>>>

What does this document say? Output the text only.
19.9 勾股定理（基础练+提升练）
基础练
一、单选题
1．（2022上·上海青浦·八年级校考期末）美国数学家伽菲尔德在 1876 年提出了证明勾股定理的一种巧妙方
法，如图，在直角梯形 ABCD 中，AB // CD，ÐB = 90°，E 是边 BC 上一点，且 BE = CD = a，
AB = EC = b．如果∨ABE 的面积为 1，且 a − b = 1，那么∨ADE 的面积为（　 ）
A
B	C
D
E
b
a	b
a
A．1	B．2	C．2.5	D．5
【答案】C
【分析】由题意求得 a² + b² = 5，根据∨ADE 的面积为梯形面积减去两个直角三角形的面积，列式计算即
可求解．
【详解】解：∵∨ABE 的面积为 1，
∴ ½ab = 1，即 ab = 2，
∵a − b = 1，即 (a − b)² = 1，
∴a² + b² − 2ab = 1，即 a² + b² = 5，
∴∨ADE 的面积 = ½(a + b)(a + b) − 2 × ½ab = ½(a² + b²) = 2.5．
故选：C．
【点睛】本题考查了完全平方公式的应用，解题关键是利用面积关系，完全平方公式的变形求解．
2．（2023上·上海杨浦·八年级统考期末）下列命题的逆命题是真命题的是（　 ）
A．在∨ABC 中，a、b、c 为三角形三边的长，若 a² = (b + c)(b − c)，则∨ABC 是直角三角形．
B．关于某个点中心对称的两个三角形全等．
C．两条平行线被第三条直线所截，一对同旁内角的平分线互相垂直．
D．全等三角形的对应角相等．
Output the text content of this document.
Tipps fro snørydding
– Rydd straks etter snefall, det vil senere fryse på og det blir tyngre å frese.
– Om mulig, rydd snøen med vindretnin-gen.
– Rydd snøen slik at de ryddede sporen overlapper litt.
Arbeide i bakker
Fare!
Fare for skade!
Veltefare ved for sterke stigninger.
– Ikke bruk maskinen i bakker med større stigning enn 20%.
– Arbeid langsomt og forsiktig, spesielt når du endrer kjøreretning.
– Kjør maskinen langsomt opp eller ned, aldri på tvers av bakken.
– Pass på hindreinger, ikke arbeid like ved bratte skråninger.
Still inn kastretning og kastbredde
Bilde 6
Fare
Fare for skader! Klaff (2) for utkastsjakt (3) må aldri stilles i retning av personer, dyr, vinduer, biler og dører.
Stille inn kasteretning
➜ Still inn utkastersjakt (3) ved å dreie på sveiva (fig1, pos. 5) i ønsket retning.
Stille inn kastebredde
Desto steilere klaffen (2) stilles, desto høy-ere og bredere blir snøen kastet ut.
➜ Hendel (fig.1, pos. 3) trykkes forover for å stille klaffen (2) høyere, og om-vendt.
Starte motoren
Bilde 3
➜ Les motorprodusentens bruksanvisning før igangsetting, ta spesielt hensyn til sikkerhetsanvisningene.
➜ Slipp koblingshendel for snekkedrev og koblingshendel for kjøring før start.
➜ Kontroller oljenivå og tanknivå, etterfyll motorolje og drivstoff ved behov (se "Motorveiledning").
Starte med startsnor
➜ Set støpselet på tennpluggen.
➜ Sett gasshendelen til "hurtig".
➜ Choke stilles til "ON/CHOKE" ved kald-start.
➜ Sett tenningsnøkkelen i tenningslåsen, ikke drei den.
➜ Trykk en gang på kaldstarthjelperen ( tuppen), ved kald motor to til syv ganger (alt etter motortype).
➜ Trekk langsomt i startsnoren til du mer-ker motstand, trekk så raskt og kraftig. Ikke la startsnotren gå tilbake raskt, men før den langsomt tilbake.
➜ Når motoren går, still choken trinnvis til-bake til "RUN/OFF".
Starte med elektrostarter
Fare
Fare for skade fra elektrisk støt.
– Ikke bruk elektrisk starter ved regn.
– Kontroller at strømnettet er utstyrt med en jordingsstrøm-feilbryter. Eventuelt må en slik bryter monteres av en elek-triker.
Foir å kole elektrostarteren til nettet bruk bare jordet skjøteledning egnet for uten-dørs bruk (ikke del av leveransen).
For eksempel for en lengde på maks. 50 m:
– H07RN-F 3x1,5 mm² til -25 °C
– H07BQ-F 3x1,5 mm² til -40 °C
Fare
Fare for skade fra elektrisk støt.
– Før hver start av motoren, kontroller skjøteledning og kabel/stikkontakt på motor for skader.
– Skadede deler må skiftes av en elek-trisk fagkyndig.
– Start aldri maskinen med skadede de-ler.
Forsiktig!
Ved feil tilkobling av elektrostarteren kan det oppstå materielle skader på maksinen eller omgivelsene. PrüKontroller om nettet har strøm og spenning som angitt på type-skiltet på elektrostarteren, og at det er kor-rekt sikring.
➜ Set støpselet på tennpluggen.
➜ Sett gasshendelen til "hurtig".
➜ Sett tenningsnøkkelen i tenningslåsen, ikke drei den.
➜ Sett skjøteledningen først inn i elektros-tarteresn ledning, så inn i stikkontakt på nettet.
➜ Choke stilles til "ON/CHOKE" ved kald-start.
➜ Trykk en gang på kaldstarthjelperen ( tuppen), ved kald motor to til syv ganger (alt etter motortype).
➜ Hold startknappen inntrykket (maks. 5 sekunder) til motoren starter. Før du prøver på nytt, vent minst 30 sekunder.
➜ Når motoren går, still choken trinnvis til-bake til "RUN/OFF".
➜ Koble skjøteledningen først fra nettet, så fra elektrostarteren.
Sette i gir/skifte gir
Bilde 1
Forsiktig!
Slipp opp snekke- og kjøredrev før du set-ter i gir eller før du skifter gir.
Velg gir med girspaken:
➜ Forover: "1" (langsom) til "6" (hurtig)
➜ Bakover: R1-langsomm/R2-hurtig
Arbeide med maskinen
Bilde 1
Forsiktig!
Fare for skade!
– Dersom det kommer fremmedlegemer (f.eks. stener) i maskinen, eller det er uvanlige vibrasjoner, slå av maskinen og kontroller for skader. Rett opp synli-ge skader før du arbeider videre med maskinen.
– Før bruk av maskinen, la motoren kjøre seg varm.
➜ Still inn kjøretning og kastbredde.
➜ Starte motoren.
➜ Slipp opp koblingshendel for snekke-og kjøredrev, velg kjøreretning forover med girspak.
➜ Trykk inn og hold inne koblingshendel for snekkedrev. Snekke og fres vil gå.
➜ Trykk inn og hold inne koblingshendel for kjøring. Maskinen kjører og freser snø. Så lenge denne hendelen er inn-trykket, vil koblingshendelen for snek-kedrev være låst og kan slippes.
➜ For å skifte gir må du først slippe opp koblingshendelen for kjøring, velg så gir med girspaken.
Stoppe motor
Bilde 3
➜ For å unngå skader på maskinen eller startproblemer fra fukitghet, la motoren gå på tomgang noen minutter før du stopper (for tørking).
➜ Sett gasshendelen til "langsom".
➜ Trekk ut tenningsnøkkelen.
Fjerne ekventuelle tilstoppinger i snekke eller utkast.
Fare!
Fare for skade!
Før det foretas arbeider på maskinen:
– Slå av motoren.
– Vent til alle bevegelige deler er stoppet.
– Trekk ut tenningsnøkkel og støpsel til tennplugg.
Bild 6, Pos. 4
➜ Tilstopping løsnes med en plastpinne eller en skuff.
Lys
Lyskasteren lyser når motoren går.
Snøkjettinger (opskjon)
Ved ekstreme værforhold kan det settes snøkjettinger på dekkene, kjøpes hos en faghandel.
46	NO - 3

<<<

» **Goal**
Pull out each line containing the word "elektrostarteren" and copy it.

» **Reply to the task**
Foir å kole elektrostarteren til nettet bruk bare jordet skjøteledning egnet for uten-dørs bruk (ikke del av leveransen).
Ved feil tilkobling av elektrostarteren kan det oppstå materielle skader på maksinen eller omgivelsene. PrüKontroller om nettet har strøm og spenning som angitt på type-skiltet på elektrostarteren, og at det er kor-rekt sikring.
➜ Koble skjøteledningen først fra nettet, så fra elektrostarteren.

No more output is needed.